Objective: Take every line that has the string "Prob" and copy it out.

Information given:

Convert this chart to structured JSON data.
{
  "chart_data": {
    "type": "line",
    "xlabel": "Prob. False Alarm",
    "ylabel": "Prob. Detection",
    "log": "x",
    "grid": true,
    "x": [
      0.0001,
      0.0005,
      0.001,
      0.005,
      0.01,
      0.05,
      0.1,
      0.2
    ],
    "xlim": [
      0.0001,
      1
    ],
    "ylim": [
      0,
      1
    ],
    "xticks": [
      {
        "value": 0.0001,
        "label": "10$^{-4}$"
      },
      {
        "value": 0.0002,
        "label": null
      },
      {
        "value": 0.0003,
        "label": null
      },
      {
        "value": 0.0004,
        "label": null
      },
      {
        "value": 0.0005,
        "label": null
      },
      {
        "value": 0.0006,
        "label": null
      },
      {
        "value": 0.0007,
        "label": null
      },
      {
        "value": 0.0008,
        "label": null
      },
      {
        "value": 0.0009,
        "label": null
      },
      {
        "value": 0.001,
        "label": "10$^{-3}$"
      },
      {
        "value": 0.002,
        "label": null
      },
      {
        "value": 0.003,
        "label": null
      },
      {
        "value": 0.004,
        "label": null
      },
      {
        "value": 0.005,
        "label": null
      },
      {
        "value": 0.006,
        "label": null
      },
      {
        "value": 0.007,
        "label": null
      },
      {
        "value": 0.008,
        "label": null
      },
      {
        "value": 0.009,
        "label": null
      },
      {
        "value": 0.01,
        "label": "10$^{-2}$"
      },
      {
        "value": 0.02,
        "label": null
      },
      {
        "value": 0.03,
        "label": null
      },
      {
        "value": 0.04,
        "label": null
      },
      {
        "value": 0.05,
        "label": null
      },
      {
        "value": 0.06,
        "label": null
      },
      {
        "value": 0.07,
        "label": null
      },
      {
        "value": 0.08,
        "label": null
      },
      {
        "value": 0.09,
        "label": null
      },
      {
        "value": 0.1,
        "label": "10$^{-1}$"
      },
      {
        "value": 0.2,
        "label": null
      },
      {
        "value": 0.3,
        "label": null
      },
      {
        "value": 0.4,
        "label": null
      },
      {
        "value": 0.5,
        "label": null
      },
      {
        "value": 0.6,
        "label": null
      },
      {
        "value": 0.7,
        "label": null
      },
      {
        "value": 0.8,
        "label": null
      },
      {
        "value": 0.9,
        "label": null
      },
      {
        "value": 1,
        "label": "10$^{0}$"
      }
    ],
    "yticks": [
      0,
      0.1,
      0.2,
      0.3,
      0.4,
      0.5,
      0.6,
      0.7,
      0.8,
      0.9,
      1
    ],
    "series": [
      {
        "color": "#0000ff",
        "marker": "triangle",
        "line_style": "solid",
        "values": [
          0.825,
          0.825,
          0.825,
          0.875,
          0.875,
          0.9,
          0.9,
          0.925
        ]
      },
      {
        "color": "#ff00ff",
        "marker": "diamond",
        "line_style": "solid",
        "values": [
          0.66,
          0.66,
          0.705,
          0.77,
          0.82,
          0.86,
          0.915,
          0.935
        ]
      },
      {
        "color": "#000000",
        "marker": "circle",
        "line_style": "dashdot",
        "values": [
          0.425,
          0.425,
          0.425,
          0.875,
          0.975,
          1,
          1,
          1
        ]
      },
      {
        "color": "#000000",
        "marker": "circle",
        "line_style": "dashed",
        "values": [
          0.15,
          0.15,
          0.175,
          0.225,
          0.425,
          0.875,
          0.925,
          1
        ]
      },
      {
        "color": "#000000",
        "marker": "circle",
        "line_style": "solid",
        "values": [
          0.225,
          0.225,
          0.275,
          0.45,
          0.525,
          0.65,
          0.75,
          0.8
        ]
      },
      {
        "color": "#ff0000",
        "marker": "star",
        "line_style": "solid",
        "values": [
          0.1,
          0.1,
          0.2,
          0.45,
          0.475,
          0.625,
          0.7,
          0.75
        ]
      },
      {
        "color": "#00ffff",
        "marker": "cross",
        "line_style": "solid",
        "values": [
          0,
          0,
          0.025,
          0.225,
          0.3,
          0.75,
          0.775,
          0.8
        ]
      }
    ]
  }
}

Solution for this task:
    "xlabel": "Prob. False Alarm",
    "ylabel": "Prob. Detection",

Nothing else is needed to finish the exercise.